[THE PROBLEM]: Look through the listing below and give the number of lines that hold "style". Say nothing more.

[RECORD LIST]:
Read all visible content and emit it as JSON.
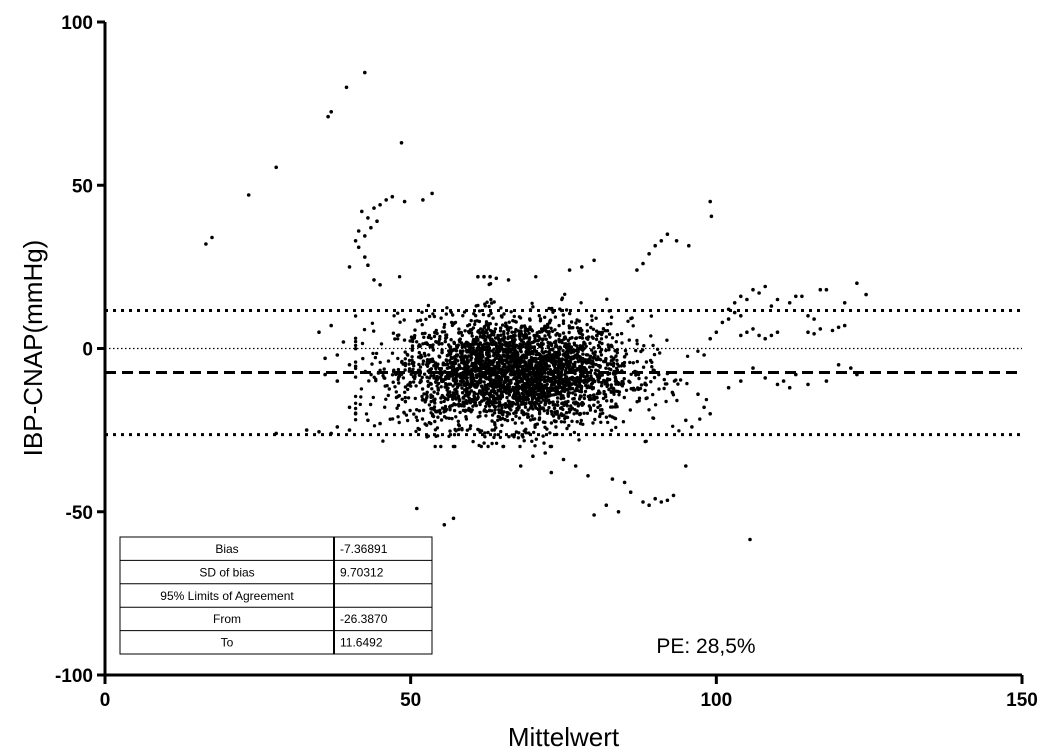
{
  "chart_data": {
    "type": "scatter",
    "title": "",
    "xlabel": "Mittelwert",
    "ylabel": "IBP-CNAP(mmHg)",
    "xlim": [
      0,
      150
    ],
    "ylim": [
      -100,
      100
    ],
    "x_ticks": [
      0,
      50,
      100,
      150
    ],
    "y_ticks": [
      -100,
      -50,
      0,
      50,
      100
    ],
    "x_tick_labels": [
      "0",
      "50",
      "100",
      "150"
    ],
    "y_tick_labels": [
      "-100",
      "-50",
      "0",
      "50",
      "100"
    ],
    "grid": false,
    "reference_lines": [
      {
        "name": "zero",
        "y": 0,
        "style": "fine-dotted"
      },
      {
        "name": "bias",
        "y": -7.36891,
        "style": "dashed"
      },
      {
        "name": "upper-loa",
        "y": 11.6492,
        "style": "dotted"
      },
      {
        "name": "lower-loa",
        "y": -26.387,
        "style": "dotted"
      }
    ],
    "stats_table": [
      [
        "Bias",
        "-7.36891"
      ],
      [
        "SD of bias",
        "9.70312"
      ],
      [
        "95% Limits of Agreement",
        ""
      ],
      [
        "From",
        "-26.3870"
      ],
      [
        "To",
        "11.6492"
      ]
    ],
    "annotation": "PE: 28,5%",
    "cluster_region": {
      "x_range": [
        40,
        100
      ],
      "y_mean": -7.4,
      "y_sd": 9.7
    },
    "outlier_points": [
      [
        16.5,
        32
      ],
      [
        17.5,
        34
      ],
      [
        23.5,
        47
      ],
      [
        28,
        55.5
      ],
      [
        36.5,
        71
      ],
      [
        37,
        72.5
      ],
      [
        39.5,
        80
      ],
      [
        42.5,
        84.5
      ],
      [
        48.5,
        63
      ],
      [
        49,
        45
      ],
      [
        52,
        45.5
      ],
      [
        53.5,
        47.5
      ],
      [
        42,
        42
      ],
      [
        43,
        40
      ],
      [
        44,
        43
      ],
      [
        45,
        44
      ],
      [
        46,
        45.5
      ],
      [
        47,
        46.5
      ],
      [
        41,
        33
      ],
      [
        41.5,
        31
      ],
      [
        42.5,
        28
      ],
      [
        43,
        25.5
      ],
      [
        40,
        25
      ],
      [
        44,
        21
      ],
      [
        45,
        19.5
      ],
      [
        42.5,
        34.5
      ],
      [
        43.5,
        37
      ],
      [
        44.5,
        39
      ],
      [
        41.5,
        36
      ],
      [
        87,
        24
      ],
      [
        88,
        26
      ],
      [
        89,
        29
      ],
      [
        90,
        31.5
      ],
      [
        91,
        33
      ],
      [
        92,
        35
      ],
      [
        93.5,
        33
      ],
      [
        95.5,
        31.5
      ],
      [
        99,
        45
      ],
      [
        99.2,
        40.5
      ],
      [
        76,
        24
      ],
      [
        80,
        27
      ],
      [
        78,
        25
      ],
      [
        66,
        21
      ],
      [
        61,
        22
      ],
      [
        62,
        22
      ],
      [
        63,
        22
      ],
      [
        64,
        21.5
      ],
      [
        102,
        12
      ],
      [
        103,
        14
      ],
      [
        104,
        16
      ],
      [
        105,
        15
      ],
      [
        106,
        18
      ],
      [
        107,
        17
      ],
      [
        108,
        19
      ],
      [
        109,
        13
      ],
      [
        110,
        15
      ],
      [
        112,
        14
      ],
      [
        113,
        16
      ],
      [
        114,
        16
      ],
      [
        117,
        18
      ],
      [
        118,
        18
      ],
      [
        121,
        14
      ],
      [
        123,
        20
      ],
      [
        124.5,
        16.5
      ],
      [
        115,
        10
      ],
      [
        116,
        9
      ],
      [
        104,
        4
      ],
      [
        105,
        5
      ],
      [
        106,
        6
      ],
      [
        107,
        4
      ],
      [
        108,
        3
      ],
      [
        109,
        4
      ],
      [
        110,
        5
      ],
      [
        115,
        5
      ],
      [
        116,
        4.5
      ],
      [
        117,
        6
      ],
      [
        119,
        5.5
      ],
      [
        120,
        6.5
      ],
      [
        121,
        7
      ],
      [
        106,
        -6
      ],
      [
        108,
        -9
      ],
      [
        110,
        -11
      ],
      [
        111,
        -10
      ],
      [
        112,
        -12
      ],
      [
        113,
        -8
      ],
      [
        115,
        -11
      ],
      [
        118,
        -10
      ],
      [
        120,
        -5
      ],
      [
        122,
        -6
      ],
      [
        123,
        -8
      ],
      [
        102,
        -12
      ],
      [
        104,
        -10
      ],
      [
        33,
        -25
      ],
      [
        35,
        -25.5
      ],
      [
        37,
        -26
      ],
      [
        28,
        -26
      ],
      [
        38,
        -24
      ],
      [
        40,
        -25
      ],
      [
        88,
        -47
      ],
      [
        89,
        -48
      ],
      [
        90,
        -46
      ],
      [
        91,
        -47
      ],
      [
        92,
        -46.5
      ],
      [
        93,
        -45
      ],
      [
        95,
        -36
      ],
      [
        80,
        -51
      ],
      [
        82,
        -48
      ],
      [
        84,
        -50
      ],
      [
        86,
        -44
      ],
      [
        83,
        -40
      ],
      [
        79,
        -39
      ],
      [
        57,
        -52
      ],
      [
        55.5,
        -54
      ],
      [
        51,
        -49
      ],
      [
        105.5,
        -58.5
      ],
      [
        70,
        -33
      ],
      [
        72,
        -32
      ],
      [
        68,
        -36
      ],
      [
        75,
        -34
      ],
      [
        77,
        -36
      ],
      [
        73,
        -38
      ],
      [
        85,
        -41
      ],
      [
        36,
        -3
      ],
      [
        38,
        -2
      ],
      [
        39,
        2
      ],
      [
        40,
        -5
      ],
      [
        36,
        -8
      ],
      [
        38,
        -10
      ],
      [
        40,
        -18
      ],
      [
        41,
        -20
      ],
      [
        43,
        -22
      ],
      [
        45,
        -23
      ],
      [
        35,
        5
      ],
      [
        37,
        7
      ],
      [
        101,
        8
      ],
      [
        102,
        9
      ],
      [
        103,
        11
      ],
      [
        104,
        10
      ],
      [
        100,
        5
      ],
      [
        99,
        3
      ],
      [
        98,
        -2
      ],
      [
        97,
        -14
      ],
      [
        98,
        -18
      ],
      [
        99,
        -20
      ],
      [
        96,
        -24
      ],
      [
        95,
        -22
      ]
    ]
  }
}
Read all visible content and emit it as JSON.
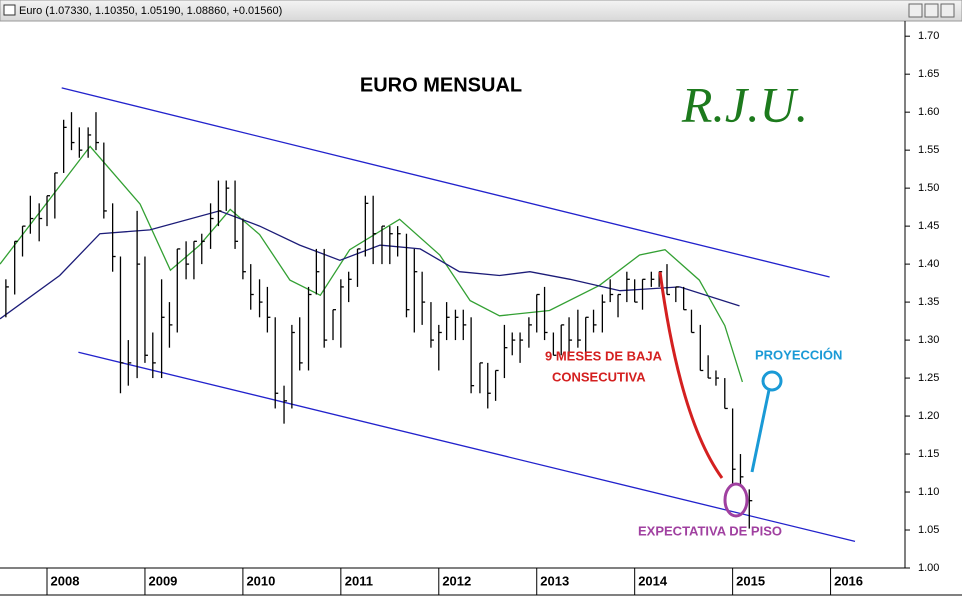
{
  "chart_data": {
    "type": "ohlc",
    "window_title": "Euro (1.07330, 1.10350, 1.05190, 1.08860, +0.01560)",
    "title": "EURO MENSUAL",
    "watermark": "R.J.U.",
    "annotations": [
      "9 MESES DE BAJA",
      "CONSECUTIVA",
      "PROYECCIÓN",
      "EXPECTATIVA DE PISO"
    ],
    "color": "#000000",
    "xlim": [
      2007.52,
      2016.76
    ],
    "xticks": [
      2008,
      2009,
      2010,
      2011,
      2012,
      2013,
      2014,
      2015,
      2016
    ],
    "ylim": [
      1.0,
      1.72
    ],
    "yticks": [
      {
        "value": 1.0,
        "label": "1.00"
      },
      1.05,
      {
        "value": 1.1,
        "label": "1.10"
      },
      1.15,
      {
        "value": 1.2,
        "label": "1.20"
      },
      1.25,
      {
        "value": 1.3,
        "label": "1.30"
      },
      1.35,
      {
        "value": 1.4,
        "label": "1.40"
      },
      1.45,
      {
        "value": 1.5,
        "label": "1.50"
      },
      1.55,
      {
        "value": 1.6,
        "label": "1.60"
      },
      1.65,
      {
        "value": 1.7,
        "label": "1.70"
      }
    ],
    "x": [
      2007.58,
      2007.67,
      2007.75,
      2007.83,
      2007.92,
      2008.0,
      2008.08,
      2008.17,
      2008.25,
      2008.33,
      2008.42,
      2008.5,
      2008.58,
      2008.67,
      2008.75,
      2008.83,
      2008.92,
      2009.0,
      2009.08,
      2009.17,
      2009.25,
      2009.33,
      2009.42,
      2009.5,
      2009.58,
      2009.67,
      2009.75,
      2009.83,
      2009.92,
      2010.0,
      2010.08,
      2010.17,
      2010.25,
      2010.33,
      2010.42,
      2010.5,
      2010.58,
      2010.67,
      2010.75,
      2010.83,
      2010.92,
      2011.0,
      2011.08,
      2011.17,
      2011.25,
      2011.33,
      2011.42,
      2011.5,
      2011.58,
      2011.67,
      2011.75,
      2011.83,
      2011.92,
      2012.0,
      2012.08,
      2012.17,
      2012.25,
      2012.33,
      2012.42,
      2012.5,
      2012.58,
      2012.67,
      2012.75,
      2012.83,
      2012.92,
      2013.0,
      2013.08,
      2013.17,
      2013.25,
      2013.33,
      2013.42,
      2013.5,
      2013.58,
      2013.67,
      2013.75,
      2013.83,
      2013.92,
      2014.0,
      2014.08,
      2014.17,
      2014.25,
      2014.33,
      2014.42,
      2014.5,
      2014.58,
      2014.67,
      2014.75,
      2014.83,
      2014.92,
      2015.0,
      2015.08,
      2015.17
    ],
    "high": [
      1.38,
      1.43,
      1.45,
      1.49,
      1.48,
      1.49,
      1.52,
      1.59,
      1.6,
      1.58,
      1.58,
      1.6,
      1.56,
      1.48,
      1.41,
      1.3,
      1.47,
      1.41,
      1.31,
      1.38,
      1.35,
      1.42,
      1.43,
      1.43,
      1.44,
      1.48,
      1.51,
      1.51,
      1.51,
      1.46,
      1.4,
      1.38,
      1.37,
      1.33,
      1.24,
      1.32,
      1.33,
      1.37,
      1.42,
      1.42,
      1.34,
      1.38,
      1.39,
      1.42,
      1.49,
      1.49,
      1.45,
      1.45,
      1.45,
      1.44,
      1.42,
      1.39,
      1.35,
      1.32,
      1.35,
      1.34,
      1.34,
      1.33,
      1.27,
      1.27,
      1.26,
      1.32,
      1.31,
      1.31,
      1.33,
      1.36,
      1.37,
      1.31,
      1.32,
      1.33,
      1.34,
      1.33,
      1.34,
      1.36,
      1.38,
      1.36,
      1.39,
      1.38,
      1.38,
      1.39,
      1.39,
      1.4,
      1.37,
      1.37,
      1.34,
      1.32,
      1.28,
      1.26,
      1.25,
      1.21,
      1.15,
      1.1035
    ],
    "low": [
      1.33,
      1.36,
      1.41,
      1.44,
      1.43,
      1.45,
      1.46,
      1.52,
      1.55,
      1.54,
      1.54,
      1.55,
      1.46,
      1.39,
      1.23,
      1.24,
      1.25,
      1.27,
      1.25,
      1.25,
      1.29,
      1.31,
      1.38,
      1.38,
      1.4,
      1.42,
      1.45,
      1.47,
      1.42,
      1.38,
      1.34,
      1.33,
      1.31,
      1.21,
      1.19,
      1.21,
      1.26,
      1.26,
      1.36,
      1.29,
      1.3,
      1.29,
      1.35,
      1.37,
      1.41,
      1.4,
      1.4,
      1.4,
      1.41,
      1.33,
      1.31,
      1.32,
      1.29,
      1.26,
      1.3,
      1.3,
      1.3,
      1.23,
      1.23,
      1.21,
      1.22,
      1.25,
      1.28,
      1.27,
      1.29,
      1.31,
      1.3,
      1.28,
      1.28,
      1.28,
      1.29,
      1.28,
      1.31,
      1.31,
      1.35,
      1.33,
      1.35,
      1.35,
      1.34,
      1.37,
      1.37,
      1.36,
      1.35,
      1.34,
      1.31,
      1.26,
      1.25,
      1.24,
      1.21,
      1.11,
      1.11,
      1.0519
    ],
    "close": [
      1.37,
      1.43,
      1.45,
      1.46,
      1.46,
      1.49,
      1.52,
      1.58,
      1.56,
      1.55,
      1.57,
      1.56,
      1.47,
      1.41,
      1.27,
      1.27,
      1.4,
      1.28,
      1.27,
      1.33,
      1.32,
      1.42,
      1.4,
      1.43,
      1.43,
      1.46,
      1.47,
      1.5,
      1.43,
      1.39,
      1.36,
      1.35,
      1.33,
      1.23,
      1.22,
      1.31,
      1.27,
      1.36,
      1.39,
      1.3,
      1.34,
      1.37,
      1.38,
      1.42,
      1.48,
      1.44,
      1.45,
      1.44,
      1.44,
      1.34,
      1.39,
      1.35,
      1.3,
      1.31,
      1.33,
      1.33,
      1.32,
      1.24,
      1.27,
      1.23,
      1.26,
      1.29,
      1.3,
      1.3,
      1.32,
      1.36,
      1.31,
      1.28,
      1.32,
      1.3,
      1.3,
      1.33,
      1.32,
      1.35,
      1.36,
      1.36,
      1.38,
      1.35,
      1.38,
      1.38,
      1.39,
      1.36,
      1.37,
      1.34,
      1.31,
      1.26,
      1.25,
      1.25,
      1.21,
      1.13,
      1.12,
      1.0886
    ],
    "lines": [
      {
        "color": "#33a033",
        "x": [
          2007.52,
          2008.44,
          2008.95,
          2009.26,
          2009.56,
          2009.87,
          2010.17,
          2010.48,
          2010.79,
          2011.09,
          2011.6,
          2012.01,
          2012.32,
          2012.62,
          2013.13,
          2013.64,
          2014.05,
          2014.31,
          2014.66,
          2014.92,
          2015.1
        ],
        "values": [
          1.4,
          1.555,
          1.479,
          1.392,
          1.425,
          1.472,
          1.439,
          1.379,
          1.359,
          1.419,
          1.459,
          1.412,
          1.352,
          1.332,
          1.339,
          1.372,
          1.412,
          1.419,
          1.379,
          1.319,
          1.245
        ]
      },
      {
        "color": "#1c1c78",
        "x": [
          2007.52,
          2008.13,
          2008.54,
          2009.05,
          2009.76,
          2010.17,
          2010.58,
          2010.99,
          2011.4,
          2011.81,
          2012.21,
          2012.62,
          2012.93,
          2013.34,
          2013.85,
          2014.46,
          2015.07
        ],
        "values": [
          1.328,
          1.385,
          1.44,
          1.445,
          1.47,
          1.45,
          1.425,
          1.405,
          1.425,
          1.42,
          1.39,
          1.385,
          1.39,
          1.38,
          1.365,
          1.37,
          1.345
        ]
      }
    ],
    "channels": [
      {
        "color": "#2222cc",
        "x": [
          2008.15,
          2015.99
        ],
        "values": [
          1.632,
          1.383
        ]
      },
      {
        "color": "#2222cc",
        "x": [
          2008.32,
          2016.25
        ],
        "values": [
          1.284,
          1.035
        ]
      }
    ]
  }
}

[TASK RESPONSE]: 4